Collected data entries:

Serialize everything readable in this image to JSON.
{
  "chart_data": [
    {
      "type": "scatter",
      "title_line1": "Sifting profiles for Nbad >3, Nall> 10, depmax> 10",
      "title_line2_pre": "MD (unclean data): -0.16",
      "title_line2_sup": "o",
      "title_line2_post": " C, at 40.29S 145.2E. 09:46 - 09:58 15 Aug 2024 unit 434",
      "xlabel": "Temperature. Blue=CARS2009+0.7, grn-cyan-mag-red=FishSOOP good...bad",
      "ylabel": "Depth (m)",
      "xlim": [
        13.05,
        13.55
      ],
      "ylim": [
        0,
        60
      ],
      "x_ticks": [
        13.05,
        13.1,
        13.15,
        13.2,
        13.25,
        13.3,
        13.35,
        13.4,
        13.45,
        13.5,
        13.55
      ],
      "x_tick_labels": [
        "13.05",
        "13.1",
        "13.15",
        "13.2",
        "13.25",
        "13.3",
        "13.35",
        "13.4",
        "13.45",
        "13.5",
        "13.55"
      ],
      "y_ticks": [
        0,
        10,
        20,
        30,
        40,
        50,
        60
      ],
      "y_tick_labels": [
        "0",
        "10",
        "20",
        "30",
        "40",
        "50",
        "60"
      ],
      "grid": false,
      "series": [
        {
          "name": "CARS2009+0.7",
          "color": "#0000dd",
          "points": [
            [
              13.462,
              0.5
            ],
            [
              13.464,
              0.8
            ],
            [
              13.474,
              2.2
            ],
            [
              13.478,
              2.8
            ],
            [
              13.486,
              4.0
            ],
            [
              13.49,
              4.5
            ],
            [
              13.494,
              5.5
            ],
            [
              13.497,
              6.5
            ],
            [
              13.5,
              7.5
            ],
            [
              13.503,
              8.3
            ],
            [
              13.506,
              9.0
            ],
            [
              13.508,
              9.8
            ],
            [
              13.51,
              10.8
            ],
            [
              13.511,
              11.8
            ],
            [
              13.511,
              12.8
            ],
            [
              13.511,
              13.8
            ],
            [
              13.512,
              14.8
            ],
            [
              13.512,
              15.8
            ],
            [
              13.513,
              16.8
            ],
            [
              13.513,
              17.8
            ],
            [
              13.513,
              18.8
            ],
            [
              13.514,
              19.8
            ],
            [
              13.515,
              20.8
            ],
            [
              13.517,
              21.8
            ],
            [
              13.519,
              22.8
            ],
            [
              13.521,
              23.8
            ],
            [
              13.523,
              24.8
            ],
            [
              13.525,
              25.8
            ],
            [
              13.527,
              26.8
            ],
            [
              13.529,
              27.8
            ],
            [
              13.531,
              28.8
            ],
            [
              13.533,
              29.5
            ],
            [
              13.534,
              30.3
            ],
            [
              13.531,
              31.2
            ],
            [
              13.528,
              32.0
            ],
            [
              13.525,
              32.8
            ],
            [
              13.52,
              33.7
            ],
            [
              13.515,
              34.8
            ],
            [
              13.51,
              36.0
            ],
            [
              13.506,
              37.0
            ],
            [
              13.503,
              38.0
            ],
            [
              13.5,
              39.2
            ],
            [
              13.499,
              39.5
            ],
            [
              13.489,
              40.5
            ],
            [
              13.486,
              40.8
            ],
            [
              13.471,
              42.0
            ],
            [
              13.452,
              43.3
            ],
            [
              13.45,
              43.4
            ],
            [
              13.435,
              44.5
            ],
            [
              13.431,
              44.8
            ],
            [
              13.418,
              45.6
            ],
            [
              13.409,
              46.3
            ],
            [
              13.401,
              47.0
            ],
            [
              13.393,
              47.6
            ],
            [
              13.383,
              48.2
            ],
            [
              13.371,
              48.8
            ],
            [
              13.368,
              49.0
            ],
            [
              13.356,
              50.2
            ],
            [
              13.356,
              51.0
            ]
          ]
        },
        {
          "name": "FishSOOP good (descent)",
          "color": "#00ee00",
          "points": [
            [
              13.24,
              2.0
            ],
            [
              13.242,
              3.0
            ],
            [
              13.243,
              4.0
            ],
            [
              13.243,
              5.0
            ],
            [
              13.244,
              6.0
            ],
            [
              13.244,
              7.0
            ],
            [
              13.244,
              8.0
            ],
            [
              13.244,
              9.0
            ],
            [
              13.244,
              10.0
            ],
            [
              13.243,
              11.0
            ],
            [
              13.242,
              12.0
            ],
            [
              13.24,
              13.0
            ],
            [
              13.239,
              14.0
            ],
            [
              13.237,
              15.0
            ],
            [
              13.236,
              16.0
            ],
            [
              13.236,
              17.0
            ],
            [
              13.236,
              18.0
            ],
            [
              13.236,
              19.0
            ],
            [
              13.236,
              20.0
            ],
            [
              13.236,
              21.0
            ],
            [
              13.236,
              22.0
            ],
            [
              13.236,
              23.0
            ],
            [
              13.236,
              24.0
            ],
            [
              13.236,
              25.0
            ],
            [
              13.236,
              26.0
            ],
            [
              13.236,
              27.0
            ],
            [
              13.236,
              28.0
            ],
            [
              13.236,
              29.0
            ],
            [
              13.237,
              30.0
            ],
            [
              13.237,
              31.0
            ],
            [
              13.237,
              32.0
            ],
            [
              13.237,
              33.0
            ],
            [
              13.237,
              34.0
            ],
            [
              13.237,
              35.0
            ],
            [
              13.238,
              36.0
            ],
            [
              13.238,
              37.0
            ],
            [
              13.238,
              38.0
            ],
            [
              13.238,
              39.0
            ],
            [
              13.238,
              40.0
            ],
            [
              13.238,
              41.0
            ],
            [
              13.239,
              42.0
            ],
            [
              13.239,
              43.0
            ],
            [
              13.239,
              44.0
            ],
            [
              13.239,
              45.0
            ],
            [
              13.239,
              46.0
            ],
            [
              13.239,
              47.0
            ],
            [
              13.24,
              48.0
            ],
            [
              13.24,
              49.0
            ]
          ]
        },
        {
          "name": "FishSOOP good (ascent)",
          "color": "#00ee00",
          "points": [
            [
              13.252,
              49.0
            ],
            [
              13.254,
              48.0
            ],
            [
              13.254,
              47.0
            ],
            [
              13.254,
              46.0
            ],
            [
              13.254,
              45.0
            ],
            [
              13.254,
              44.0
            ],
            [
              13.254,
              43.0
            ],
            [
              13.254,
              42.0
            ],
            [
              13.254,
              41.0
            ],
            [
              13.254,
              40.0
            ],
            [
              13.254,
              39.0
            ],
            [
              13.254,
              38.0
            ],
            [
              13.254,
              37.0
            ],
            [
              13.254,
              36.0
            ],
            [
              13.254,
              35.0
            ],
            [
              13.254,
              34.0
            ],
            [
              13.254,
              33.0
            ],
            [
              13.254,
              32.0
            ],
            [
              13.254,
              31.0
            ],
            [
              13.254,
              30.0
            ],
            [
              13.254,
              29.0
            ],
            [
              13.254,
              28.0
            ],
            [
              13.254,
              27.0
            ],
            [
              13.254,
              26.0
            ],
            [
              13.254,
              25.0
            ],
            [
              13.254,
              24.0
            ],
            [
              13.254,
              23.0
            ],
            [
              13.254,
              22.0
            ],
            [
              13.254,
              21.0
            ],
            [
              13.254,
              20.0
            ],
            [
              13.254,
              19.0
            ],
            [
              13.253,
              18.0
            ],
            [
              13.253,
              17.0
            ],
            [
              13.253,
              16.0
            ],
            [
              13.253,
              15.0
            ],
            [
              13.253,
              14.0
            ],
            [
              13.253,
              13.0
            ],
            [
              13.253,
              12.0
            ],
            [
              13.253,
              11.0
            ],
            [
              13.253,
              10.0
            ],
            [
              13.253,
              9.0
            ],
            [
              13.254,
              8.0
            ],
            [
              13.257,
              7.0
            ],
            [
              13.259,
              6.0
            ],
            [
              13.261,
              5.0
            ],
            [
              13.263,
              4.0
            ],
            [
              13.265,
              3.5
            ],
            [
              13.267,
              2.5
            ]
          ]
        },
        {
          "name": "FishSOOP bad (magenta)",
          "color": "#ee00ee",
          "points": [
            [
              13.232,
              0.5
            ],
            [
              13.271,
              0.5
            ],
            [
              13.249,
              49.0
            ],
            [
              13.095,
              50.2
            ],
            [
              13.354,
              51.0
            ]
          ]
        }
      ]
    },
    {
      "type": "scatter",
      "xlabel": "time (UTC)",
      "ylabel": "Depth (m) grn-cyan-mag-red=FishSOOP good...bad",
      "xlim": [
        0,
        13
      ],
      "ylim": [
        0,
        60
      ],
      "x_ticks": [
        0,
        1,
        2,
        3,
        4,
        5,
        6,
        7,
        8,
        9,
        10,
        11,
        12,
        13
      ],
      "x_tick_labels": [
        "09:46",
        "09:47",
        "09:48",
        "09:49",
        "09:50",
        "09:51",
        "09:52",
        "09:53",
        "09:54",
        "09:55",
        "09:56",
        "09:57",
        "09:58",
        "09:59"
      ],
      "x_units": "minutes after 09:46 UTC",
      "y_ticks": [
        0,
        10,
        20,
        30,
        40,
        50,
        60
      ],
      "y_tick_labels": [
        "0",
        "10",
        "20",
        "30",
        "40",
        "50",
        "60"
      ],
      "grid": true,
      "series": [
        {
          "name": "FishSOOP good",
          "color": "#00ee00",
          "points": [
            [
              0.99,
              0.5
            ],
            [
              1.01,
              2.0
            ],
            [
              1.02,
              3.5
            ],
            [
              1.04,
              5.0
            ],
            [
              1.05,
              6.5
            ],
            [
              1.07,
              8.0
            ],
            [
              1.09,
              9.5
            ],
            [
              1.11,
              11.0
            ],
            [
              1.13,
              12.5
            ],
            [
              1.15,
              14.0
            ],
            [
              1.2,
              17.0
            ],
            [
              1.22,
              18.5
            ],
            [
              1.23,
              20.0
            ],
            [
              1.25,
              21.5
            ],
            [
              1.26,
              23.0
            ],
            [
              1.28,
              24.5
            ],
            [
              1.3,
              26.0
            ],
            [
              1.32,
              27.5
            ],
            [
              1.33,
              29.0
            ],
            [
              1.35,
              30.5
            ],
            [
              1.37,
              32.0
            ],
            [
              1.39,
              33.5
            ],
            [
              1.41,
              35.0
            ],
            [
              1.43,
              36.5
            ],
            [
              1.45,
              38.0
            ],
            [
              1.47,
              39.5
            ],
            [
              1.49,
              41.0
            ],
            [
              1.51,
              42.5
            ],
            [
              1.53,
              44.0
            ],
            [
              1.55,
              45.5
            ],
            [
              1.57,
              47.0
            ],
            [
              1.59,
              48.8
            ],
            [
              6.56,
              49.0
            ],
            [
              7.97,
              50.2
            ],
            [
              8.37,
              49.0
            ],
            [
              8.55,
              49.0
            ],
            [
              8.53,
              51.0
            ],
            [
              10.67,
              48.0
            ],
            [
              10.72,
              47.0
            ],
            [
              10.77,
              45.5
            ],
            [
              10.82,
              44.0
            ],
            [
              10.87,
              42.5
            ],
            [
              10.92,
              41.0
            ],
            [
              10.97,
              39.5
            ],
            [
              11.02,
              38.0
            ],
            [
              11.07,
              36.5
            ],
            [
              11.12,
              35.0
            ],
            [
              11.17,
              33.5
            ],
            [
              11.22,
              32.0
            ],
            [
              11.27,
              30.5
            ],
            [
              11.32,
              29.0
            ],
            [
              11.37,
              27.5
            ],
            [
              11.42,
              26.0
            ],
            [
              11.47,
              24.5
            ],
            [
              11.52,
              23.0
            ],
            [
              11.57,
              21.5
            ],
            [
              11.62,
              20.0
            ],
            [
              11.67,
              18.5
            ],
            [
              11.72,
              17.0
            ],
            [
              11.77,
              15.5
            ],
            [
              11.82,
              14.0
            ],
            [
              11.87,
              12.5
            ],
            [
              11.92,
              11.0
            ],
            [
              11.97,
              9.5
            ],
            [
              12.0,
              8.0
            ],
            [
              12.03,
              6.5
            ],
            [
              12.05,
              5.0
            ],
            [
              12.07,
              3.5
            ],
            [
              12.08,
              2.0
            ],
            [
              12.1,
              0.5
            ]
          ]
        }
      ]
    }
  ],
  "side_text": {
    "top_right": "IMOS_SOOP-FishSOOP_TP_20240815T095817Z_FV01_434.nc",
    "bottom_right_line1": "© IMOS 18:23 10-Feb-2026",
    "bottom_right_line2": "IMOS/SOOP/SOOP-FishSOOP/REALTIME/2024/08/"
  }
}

Task description:
Considering only the records above, state the number of lines that include the word "ylabel", with nothing added.

Task response:
2